_Directions_
For the word "reaction", find each line in the entries where it occurs and copy that line.

Stored dataset items:
______________________________
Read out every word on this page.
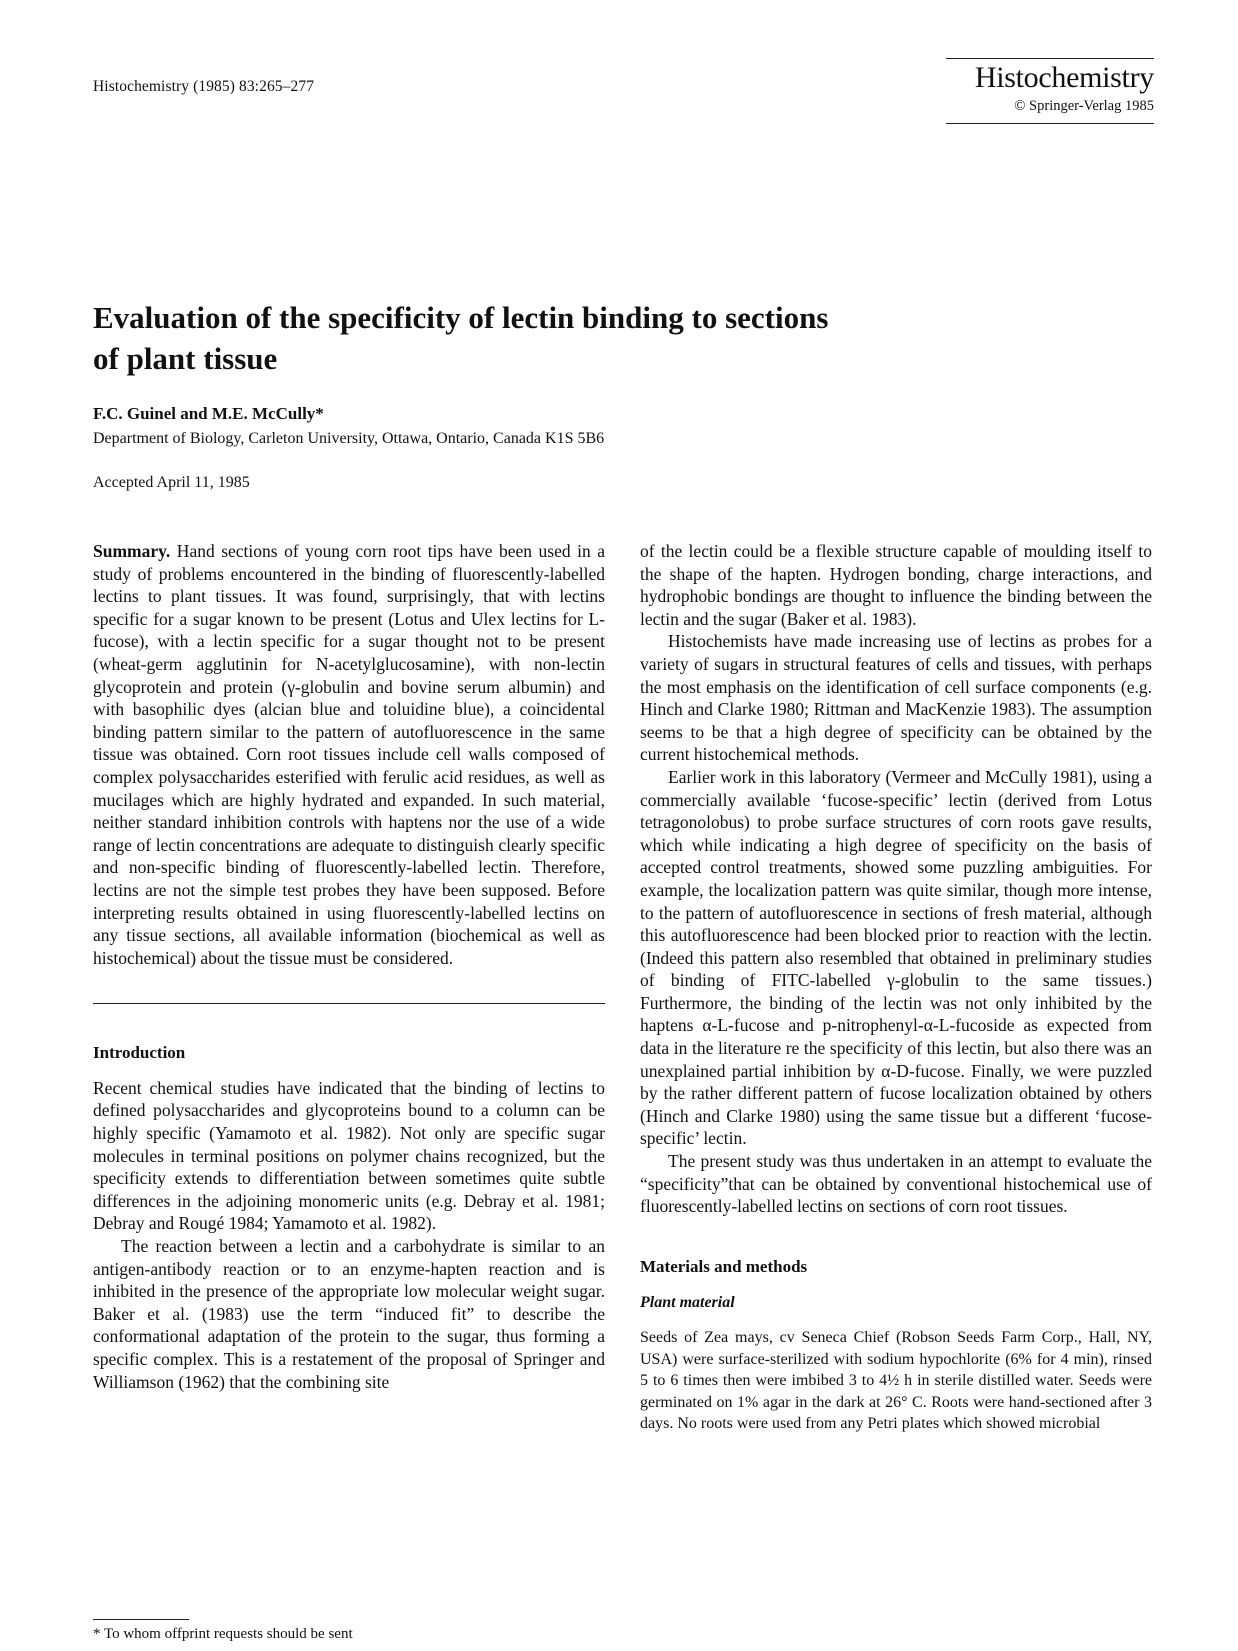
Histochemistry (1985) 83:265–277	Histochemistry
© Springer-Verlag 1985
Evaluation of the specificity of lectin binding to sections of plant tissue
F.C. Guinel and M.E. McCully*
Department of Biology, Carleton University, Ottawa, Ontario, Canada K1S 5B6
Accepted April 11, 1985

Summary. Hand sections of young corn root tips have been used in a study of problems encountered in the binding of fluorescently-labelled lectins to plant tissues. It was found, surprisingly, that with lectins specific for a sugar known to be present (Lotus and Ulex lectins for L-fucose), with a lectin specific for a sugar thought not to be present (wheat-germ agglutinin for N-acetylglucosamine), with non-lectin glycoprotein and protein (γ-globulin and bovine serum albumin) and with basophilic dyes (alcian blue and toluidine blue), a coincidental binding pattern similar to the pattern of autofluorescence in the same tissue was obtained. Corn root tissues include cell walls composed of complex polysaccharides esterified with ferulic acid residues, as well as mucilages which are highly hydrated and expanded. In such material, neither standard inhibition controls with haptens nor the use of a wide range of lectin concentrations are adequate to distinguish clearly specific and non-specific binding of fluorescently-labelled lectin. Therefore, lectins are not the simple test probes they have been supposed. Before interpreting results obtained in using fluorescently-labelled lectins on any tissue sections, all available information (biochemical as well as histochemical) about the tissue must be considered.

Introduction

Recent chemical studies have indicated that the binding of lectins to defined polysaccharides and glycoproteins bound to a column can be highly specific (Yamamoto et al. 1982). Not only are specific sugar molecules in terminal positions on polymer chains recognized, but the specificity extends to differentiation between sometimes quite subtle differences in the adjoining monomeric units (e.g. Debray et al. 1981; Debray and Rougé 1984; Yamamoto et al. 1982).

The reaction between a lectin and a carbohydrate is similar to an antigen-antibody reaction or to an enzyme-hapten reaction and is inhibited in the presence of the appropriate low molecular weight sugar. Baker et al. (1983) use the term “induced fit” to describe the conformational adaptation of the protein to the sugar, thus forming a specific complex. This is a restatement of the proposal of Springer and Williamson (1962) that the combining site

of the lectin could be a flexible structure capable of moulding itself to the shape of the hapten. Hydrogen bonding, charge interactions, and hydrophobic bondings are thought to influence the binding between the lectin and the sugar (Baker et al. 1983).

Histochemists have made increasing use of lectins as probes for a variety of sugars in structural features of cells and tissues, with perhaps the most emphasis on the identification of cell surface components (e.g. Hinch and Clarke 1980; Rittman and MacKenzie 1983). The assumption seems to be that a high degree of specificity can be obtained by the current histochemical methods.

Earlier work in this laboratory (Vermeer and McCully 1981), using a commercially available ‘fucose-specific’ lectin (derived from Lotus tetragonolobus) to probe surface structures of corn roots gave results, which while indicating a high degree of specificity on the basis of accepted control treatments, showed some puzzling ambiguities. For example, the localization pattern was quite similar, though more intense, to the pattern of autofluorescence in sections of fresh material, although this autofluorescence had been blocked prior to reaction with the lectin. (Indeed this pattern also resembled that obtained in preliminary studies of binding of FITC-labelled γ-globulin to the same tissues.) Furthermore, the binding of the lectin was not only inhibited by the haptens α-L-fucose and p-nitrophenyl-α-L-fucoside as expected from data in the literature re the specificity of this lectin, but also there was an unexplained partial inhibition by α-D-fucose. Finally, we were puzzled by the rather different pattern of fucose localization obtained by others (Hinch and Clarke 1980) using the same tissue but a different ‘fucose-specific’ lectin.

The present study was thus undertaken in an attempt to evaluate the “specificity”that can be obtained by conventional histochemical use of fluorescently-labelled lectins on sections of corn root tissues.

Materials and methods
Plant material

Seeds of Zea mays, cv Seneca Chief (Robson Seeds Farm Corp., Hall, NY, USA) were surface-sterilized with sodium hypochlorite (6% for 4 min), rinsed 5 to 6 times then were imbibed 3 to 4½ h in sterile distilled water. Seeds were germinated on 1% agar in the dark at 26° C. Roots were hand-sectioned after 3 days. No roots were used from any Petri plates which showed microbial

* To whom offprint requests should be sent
______________________________
_Answer for the task_
The reaction between a lectin and a carbohydrate is similar to an antigen-antibody reaction or to an enzyme-hapten reaction and is inhibited in the presence of the appropriate low molecular weight sugar. Baker et al. (1983) use the term “induced fit” to describe the conformational adaptation of the protein to the sugar, thus forming a specific complex. This is a restatement of the proposal of Springer and Williamson (1962) that the combining site
Earlier work in this laboratory (Vermeer and McCully 1981), using a commercially available ‘fucose-specific’ lectin (derived from Lotus tetragonolobus) to probe surface structures of corn roots gave results, which while indicating a high degree of specificity on the basis of accepted control treatments, showed some puzzling ambiguities. For example, the localization pattern was quite similar, though more intense, to the pattern of autofluorescence in sections of fresh material, although this autofluorescence had been blocked prior to reaction with the lectin. (Indeed this pattern also resembled that obtained in preliminary studies of binding of FITC-labelled γ-globulin to the same tissues.) Furthermore, the binding of the lectin was not only inhibited by the haptens α-L-fucose and p-nitrophenyl-α-L-fucoside as expected from data in the literature re the specificity of this lectin, but also there was an unexplained partial inhibition by α-D-fucose. Finally, we were puzzled by the rather different pattern of fucose localization obtained by others (Hinch and Clarke 1980) using the same tissue but a different ‘fucose-specific’ lectin.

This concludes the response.